(Items listed in a dataset)

____________________

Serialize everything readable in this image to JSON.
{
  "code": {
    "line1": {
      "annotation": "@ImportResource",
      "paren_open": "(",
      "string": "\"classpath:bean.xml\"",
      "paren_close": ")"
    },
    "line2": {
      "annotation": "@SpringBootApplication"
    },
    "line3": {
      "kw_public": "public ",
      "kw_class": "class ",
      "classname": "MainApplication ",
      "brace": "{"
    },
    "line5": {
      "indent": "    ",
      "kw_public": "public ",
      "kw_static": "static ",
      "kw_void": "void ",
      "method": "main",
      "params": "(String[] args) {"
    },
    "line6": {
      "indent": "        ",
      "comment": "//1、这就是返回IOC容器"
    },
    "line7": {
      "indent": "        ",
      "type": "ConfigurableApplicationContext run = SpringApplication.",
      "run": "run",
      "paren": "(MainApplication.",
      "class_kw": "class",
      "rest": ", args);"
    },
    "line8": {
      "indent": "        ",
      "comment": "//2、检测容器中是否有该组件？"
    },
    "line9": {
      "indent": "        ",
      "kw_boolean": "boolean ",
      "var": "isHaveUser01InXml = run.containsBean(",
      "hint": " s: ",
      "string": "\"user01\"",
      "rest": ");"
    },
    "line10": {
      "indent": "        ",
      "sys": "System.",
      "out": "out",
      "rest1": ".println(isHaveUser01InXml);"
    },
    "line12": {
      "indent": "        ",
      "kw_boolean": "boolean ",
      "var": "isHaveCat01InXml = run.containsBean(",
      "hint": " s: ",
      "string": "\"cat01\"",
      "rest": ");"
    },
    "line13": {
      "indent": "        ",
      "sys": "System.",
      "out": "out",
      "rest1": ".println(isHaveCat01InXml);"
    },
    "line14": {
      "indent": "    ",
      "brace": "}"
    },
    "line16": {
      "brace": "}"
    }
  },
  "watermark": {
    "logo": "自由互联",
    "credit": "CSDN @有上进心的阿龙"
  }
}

____________________

Aim of the task ▸ Set down all of the entries exactly, please.

Exercise output ▸
Serialize everything readable in this image to JSON.
{
  "code": {
    "line1": {
      "annotation": "@ImportResource",
      "paren_open": "(",
      "string": "\"classpath:bean.xml\"",
      "paren_close": ")"
    },
    "line2": {
      "annotation": "@SpringBootApplication"
    },
    "line3": {
      "kw_public": "public ",
      "kw_class": "class ",
      "classname": "MainApplication ",
      "brace": "{"
    },
    "line5": {
      "indent": "    ",
      "kw_public": "public ",
      "kw_static": "static ",
      "kw_void": "void ",
      "method": "main",
      "params": "(String[] args) {"
    },
    "line6": {
      "indent": "        ",
      "comment": "//1、这就是返回IOC容器"
    },
    "line7": {
      "indent": "        ",
      "type": "ConfigurableApplicationContext run = SpringApplication.",
      "run": "run",
      "paren": "(MainApplication.",
      "class_kw": "class",
      "rest": ", args);"
    },
    "line8": {
      "indent": "        ",
      "comment": "//2、检测容器中是否有该组件？"
    },
    "line9": {
      "indent": "        ",
      "kw_boolean": "boolean ",
      "var": "isHaveUser01InXml = run.containsBean(",
      "hint": " s: ",
      "string": "\"user01\"",
      "rest": ");"
    },
    "line10": {
      "indent": "        ",
      "sys": "System.",
      "out": "out",
      "rest1": ".println(isHaveUser01InXml);"
    },
    "line12": {
      "indent": "        ",
      "kw_boolean": "boolean ",
      "var": "isHaveCat01InXml = run.containsBean(",
      "hint": " s: ",
      "string": "\"cat01\"",
      "rest": ");"
    },
    "line13": {
      "indent": "        ",
      "sys": "System.",
      "out": "out",
      "rest1": ".println(isHaveCat01InXml);"
    },
    "line14": {
      "indent": "    ",
      "brace": "}"
    },
    "line16": {
      "brace": "}"
    }
  },
  "watermark": {
    "logo": "自由互联",
    "credit": "CSDN @有上进心的阿龙"
  }
}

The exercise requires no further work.